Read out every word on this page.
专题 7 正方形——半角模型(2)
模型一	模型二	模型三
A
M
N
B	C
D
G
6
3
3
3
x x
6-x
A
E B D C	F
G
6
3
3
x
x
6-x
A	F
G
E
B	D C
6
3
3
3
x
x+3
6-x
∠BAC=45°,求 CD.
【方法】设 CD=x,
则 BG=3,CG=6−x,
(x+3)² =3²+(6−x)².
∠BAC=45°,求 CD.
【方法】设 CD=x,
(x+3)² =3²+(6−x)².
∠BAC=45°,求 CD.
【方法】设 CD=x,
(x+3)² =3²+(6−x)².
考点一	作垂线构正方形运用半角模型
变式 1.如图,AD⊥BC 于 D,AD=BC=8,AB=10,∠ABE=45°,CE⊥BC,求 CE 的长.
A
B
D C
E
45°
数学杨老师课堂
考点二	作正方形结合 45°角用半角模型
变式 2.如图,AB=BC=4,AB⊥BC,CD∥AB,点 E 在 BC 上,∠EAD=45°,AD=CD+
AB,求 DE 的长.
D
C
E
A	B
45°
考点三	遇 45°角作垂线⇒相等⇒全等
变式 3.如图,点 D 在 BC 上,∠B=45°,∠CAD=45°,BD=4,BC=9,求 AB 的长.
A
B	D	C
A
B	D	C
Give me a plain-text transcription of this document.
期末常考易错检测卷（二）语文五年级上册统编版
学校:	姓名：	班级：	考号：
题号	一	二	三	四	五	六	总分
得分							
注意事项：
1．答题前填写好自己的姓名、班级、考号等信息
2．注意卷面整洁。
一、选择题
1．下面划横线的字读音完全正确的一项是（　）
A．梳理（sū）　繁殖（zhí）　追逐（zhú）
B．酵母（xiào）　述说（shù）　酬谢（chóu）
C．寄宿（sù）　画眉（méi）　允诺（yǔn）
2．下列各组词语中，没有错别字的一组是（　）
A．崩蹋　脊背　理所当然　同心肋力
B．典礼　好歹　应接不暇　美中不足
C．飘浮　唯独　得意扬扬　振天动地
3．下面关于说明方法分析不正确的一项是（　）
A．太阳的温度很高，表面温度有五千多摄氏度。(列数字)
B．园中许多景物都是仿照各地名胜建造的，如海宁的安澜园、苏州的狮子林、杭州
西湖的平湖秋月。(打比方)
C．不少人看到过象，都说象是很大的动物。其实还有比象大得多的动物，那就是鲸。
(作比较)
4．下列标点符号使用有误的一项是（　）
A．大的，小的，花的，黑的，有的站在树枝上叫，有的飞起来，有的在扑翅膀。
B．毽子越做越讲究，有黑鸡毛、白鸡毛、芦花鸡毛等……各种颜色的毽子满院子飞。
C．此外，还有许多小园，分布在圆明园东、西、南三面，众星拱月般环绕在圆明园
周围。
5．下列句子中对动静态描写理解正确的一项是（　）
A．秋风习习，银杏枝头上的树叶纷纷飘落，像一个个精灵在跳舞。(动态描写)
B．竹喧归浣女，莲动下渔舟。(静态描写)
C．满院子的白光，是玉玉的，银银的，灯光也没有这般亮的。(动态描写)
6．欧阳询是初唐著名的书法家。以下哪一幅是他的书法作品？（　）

◆ ◆ ◆

## YOUR OBJECTIVE:
Print again the material above, limited to the lines from the one holding "Give me a plain-text" through the last, inclusive.

## EXERCISE RESPONSE:
Give me a plain-text transcription of this document.
期末常考易错检测卷（二）语文五年级上册统编版
学校:	姓名：	班级：	考号：
题号	一	二	三	四	五	六	总分
得分							
注意事项：
1．答题前填写好自己的姓名、班级、考号等信息
2．注意卷面整洁。
一、选择题
1．下面划横线的字读音完全正确的一项是（　）
A．梳理（sū）　繁殖（zhí）　追逐（zhú）
B．酵母（xiào）　述说（shù）　酬谢（chóu）
C．寄宿（sù）　画眉（méi）　允诺（yǔn）
2．下列各组词语中，没有错别字的一组是（　）
A．崩蹋　脊背　理所当然　同心肋力
B．典礼　好歹　应接不暇　美中不足
C．飘浮　唯独　得意扬扬　振天动地
3．下面关于说明方法分析不正确的一项是（　）
A．太阳的温度很高，表面温度有五千多摄氏度。(列数字)
B．园中许多景物都是仿照各地名胜建造的，如海宁的安澜园、苏州的狮子林、杭州
西湖的平湖秋月。(打比方)
C．不少人看到过象，都说象是很大的动物。其实还有比象大得多的动物，那就是鲸。
(作比较)
4．下列标点符号使用有误的一项是（　）
A．大的，小的，花的，黑的，有的站在树枝上叫，有的飞起来，有的在扑翅膀。
B．毽子越做越讲究，有黑鸡毛、白鸡毛、芦花鸡毛等……各种颜色的毽子满院子飞。
C．此外，还有许多小园，分布在圆明园东、西、南三面，众星拱月般环绕在圆明园
周围。
5．下列句子中对动静态描写理解正确的一项是（　）
A．秋风习习，银杏枝头上的树叶纷纷飘落，像一个个精灵在跳舞。(动态描写)
B．竹喧归浣女，莲动下渔舟。(静态描写)
C．满院子的白光，是玉玉的，银银的，灯光也没有这般亮的。(动态描写)
6．欧阳询是初唐著名的书法家。以下哪一幅是他的书法作品？（　）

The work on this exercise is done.